A block of data

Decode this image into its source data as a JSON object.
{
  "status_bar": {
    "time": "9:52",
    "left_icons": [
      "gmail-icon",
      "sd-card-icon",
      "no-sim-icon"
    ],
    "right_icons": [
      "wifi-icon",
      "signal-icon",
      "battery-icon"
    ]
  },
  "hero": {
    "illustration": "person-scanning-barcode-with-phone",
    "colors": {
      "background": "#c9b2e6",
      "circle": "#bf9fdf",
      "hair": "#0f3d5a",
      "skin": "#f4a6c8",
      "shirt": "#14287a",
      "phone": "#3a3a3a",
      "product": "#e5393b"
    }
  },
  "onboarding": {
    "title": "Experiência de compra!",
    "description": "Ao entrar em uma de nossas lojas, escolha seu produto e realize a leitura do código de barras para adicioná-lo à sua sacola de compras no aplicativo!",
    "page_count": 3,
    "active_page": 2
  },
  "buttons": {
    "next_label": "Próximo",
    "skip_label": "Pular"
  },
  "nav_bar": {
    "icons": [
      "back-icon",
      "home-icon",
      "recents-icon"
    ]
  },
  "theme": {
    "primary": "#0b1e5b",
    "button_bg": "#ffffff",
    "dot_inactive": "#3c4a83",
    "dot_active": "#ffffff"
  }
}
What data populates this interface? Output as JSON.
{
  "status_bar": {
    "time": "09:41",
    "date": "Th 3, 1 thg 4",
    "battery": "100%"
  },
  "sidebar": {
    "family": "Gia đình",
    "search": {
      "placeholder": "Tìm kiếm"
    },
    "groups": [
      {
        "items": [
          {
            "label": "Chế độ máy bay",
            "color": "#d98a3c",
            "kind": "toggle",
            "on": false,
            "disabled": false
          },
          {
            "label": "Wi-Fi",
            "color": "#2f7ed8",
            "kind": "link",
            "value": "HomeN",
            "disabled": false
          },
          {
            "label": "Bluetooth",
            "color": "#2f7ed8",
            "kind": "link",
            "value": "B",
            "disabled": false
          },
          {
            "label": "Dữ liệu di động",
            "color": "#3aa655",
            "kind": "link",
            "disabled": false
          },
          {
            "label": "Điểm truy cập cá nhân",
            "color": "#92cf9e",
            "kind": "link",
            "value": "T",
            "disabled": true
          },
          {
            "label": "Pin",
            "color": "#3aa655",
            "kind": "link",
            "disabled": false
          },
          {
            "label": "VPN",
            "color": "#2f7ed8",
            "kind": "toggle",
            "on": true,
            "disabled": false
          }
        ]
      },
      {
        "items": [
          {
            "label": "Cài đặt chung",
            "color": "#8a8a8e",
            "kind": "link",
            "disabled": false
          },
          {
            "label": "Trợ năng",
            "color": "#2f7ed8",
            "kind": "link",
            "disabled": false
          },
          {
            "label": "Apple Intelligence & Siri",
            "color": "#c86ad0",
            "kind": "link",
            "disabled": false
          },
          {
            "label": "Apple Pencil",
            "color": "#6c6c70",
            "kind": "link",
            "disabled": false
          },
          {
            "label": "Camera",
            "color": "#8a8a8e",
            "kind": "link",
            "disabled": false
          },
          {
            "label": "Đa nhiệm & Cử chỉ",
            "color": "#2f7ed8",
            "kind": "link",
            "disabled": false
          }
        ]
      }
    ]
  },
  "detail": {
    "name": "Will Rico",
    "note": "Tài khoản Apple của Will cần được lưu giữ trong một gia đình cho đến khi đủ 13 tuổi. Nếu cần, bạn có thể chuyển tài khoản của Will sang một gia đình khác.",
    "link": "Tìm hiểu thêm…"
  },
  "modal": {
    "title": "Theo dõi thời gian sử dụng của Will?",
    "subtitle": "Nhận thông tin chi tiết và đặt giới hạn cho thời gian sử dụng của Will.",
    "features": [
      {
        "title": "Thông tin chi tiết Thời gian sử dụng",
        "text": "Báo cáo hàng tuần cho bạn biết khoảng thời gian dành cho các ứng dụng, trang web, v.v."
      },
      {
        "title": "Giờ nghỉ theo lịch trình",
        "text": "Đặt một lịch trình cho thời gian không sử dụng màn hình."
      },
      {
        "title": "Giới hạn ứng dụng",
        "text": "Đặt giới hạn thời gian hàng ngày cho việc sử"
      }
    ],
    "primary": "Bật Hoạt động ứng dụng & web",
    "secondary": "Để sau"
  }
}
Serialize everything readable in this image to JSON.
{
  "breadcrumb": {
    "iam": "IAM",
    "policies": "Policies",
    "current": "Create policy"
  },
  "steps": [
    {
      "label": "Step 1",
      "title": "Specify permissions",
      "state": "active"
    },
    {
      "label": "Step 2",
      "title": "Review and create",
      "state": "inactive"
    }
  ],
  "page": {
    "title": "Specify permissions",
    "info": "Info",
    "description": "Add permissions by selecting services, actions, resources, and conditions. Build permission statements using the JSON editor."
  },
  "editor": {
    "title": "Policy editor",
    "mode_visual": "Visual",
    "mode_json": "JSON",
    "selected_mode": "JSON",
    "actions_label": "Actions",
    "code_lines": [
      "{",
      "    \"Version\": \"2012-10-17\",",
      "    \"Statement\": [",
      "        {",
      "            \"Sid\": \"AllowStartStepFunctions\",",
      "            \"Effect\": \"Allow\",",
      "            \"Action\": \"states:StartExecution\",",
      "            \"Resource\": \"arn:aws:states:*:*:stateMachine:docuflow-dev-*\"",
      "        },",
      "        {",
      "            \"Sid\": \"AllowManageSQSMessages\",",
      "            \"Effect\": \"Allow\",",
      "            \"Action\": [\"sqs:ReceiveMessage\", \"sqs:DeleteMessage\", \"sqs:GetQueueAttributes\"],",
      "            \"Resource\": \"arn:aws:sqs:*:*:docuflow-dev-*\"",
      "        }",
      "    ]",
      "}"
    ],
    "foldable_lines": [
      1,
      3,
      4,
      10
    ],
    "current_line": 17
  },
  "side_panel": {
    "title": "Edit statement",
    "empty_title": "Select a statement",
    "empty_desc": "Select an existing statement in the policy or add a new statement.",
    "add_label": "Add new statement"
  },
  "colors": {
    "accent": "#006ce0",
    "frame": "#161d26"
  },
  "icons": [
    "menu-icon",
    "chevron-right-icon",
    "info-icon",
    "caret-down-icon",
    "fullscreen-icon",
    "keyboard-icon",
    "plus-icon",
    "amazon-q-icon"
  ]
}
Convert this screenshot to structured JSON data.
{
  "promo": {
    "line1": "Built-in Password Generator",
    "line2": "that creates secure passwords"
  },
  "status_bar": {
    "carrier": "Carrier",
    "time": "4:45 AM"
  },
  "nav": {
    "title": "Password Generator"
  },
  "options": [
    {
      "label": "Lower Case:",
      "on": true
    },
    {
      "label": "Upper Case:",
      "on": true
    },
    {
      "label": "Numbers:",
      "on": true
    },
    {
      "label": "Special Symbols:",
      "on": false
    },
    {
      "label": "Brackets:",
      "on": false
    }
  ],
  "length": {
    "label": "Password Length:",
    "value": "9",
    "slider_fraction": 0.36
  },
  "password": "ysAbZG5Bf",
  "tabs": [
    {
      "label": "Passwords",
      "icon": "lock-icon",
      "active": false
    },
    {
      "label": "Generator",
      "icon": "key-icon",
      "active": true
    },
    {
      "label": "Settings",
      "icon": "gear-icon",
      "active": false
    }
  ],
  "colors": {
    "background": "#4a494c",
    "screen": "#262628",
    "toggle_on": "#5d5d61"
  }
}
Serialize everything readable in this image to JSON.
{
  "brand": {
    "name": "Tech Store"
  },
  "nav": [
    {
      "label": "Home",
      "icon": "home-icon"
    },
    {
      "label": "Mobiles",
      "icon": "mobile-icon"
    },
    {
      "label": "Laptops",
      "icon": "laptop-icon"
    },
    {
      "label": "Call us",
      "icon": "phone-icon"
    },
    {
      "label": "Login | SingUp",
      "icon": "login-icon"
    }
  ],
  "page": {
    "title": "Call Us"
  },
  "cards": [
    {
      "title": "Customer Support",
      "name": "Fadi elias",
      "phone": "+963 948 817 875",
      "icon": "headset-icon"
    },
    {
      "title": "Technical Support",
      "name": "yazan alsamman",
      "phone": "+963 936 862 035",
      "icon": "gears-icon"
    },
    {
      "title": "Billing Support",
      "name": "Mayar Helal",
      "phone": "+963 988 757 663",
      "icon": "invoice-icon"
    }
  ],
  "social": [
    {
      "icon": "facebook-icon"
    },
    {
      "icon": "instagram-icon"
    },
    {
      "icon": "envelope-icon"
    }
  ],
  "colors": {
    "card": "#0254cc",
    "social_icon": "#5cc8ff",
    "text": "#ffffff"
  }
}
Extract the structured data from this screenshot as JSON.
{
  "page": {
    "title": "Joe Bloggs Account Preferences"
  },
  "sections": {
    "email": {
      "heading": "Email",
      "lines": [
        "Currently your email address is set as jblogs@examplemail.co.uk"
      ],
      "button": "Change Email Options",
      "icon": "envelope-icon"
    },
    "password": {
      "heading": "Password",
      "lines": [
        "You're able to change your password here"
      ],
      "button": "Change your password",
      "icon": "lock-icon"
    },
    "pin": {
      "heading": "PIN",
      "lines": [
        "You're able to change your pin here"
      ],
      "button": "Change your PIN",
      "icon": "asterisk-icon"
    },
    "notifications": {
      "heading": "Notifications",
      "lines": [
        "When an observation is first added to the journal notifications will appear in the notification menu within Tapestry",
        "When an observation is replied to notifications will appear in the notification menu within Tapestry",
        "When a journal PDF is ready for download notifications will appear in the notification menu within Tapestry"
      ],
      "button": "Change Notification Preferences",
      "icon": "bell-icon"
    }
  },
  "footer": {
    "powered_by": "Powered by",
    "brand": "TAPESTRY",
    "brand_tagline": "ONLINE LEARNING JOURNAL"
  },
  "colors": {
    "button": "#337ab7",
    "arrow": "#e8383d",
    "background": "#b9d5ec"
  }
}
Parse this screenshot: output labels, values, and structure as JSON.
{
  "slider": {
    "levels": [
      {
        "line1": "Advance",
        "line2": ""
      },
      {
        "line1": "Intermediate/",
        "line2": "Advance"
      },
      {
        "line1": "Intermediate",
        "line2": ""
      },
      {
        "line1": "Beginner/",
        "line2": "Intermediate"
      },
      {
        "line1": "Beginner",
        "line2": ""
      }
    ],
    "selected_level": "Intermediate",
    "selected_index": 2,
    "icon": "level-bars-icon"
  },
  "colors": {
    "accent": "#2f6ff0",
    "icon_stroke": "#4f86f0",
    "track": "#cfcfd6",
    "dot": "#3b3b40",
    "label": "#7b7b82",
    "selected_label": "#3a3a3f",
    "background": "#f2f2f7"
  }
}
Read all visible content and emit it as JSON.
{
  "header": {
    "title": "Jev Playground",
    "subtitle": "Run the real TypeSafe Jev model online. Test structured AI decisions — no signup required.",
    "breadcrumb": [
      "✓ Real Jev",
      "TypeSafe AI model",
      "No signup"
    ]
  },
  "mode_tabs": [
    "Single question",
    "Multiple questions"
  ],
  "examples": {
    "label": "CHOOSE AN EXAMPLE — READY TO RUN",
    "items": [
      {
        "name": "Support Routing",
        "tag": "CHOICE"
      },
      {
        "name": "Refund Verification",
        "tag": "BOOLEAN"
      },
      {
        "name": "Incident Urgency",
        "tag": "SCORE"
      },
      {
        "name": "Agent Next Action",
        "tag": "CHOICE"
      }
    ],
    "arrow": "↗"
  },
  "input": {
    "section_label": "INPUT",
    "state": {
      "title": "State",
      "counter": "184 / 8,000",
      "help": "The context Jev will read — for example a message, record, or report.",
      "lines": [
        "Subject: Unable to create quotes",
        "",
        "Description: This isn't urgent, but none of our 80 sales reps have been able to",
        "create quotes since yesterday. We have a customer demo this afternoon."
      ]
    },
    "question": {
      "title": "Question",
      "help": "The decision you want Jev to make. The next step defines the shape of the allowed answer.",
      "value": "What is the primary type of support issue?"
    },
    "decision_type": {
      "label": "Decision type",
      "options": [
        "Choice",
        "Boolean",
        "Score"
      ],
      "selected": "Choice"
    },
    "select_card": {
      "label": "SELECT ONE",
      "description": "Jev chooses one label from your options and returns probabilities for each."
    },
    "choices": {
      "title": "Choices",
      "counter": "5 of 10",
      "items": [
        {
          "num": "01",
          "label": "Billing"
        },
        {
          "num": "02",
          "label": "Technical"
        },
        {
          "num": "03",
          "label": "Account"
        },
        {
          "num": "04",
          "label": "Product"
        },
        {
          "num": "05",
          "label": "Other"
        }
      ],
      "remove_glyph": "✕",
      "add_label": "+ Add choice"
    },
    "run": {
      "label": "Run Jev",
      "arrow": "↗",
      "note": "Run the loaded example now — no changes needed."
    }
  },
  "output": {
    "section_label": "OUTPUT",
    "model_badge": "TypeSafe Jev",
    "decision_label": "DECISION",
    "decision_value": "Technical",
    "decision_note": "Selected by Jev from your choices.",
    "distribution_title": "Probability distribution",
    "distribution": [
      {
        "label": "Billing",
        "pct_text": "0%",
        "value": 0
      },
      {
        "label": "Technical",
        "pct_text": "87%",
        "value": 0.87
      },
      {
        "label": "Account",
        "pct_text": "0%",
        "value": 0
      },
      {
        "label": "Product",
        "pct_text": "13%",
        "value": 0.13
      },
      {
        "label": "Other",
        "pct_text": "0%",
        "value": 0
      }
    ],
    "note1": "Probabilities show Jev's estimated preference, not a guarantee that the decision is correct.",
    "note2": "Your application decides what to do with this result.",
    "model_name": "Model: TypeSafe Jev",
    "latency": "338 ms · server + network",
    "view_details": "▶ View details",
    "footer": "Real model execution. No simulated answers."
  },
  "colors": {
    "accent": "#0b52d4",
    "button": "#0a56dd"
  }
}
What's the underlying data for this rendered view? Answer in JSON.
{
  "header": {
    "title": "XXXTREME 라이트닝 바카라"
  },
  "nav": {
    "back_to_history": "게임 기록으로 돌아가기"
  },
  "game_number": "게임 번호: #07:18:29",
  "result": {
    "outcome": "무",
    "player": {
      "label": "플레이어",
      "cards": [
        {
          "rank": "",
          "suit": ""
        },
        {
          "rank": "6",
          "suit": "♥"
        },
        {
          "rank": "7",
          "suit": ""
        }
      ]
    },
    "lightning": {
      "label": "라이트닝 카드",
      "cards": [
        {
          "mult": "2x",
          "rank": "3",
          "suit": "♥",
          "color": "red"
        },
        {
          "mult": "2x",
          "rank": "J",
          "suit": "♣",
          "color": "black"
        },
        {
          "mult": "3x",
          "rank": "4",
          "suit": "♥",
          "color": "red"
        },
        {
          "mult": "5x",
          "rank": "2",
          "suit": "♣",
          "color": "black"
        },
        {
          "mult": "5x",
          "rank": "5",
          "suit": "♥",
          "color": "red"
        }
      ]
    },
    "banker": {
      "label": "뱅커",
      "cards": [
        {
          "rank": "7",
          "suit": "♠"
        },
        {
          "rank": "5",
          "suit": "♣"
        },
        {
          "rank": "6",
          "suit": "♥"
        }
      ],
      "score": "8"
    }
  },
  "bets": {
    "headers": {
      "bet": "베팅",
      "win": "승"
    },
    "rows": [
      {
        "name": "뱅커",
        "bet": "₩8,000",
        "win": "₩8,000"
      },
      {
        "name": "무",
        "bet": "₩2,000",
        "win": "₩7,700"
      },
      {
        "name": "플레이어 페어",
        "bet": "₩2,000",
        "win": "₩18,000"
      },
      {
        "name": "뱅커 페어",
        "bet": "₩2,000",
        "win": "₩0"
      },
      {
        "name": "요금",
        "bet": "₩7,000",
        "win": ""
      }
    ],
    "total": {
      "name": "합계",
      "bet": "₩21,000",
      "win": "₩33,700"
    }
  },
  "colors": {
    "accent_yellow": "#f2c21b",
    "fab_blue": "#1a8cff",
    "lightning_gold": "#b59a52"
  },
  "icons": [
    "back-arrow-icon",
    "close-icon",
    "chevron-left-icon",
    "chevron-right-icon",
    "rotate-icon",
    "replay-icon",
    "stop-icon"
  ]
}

_TASK OBJECTIVE_. Where a line contains the string "gian", extract that line.

_WRITTEN RESPONSE_.
    "title": "Theo dõi thời gian sử dụng của Will?",
    "subtitle": "Nhận thông tin chi tiết và đặt giới hạn cho thời gian sử dụng của Will.",
        "title": "Thông tin chi tiết Thời gian sử dụng",
        "text": "Báo cáo hàng tuần cho bạn biết khoảng thời gian dành cho các ứng dụng, trang web, v.v."
        "text": "Đặt một lịch trình cho thời gian không sử dụng màn hình."
        "text": "Đặt giới hạn thời gian hàng ngày cho việc sử"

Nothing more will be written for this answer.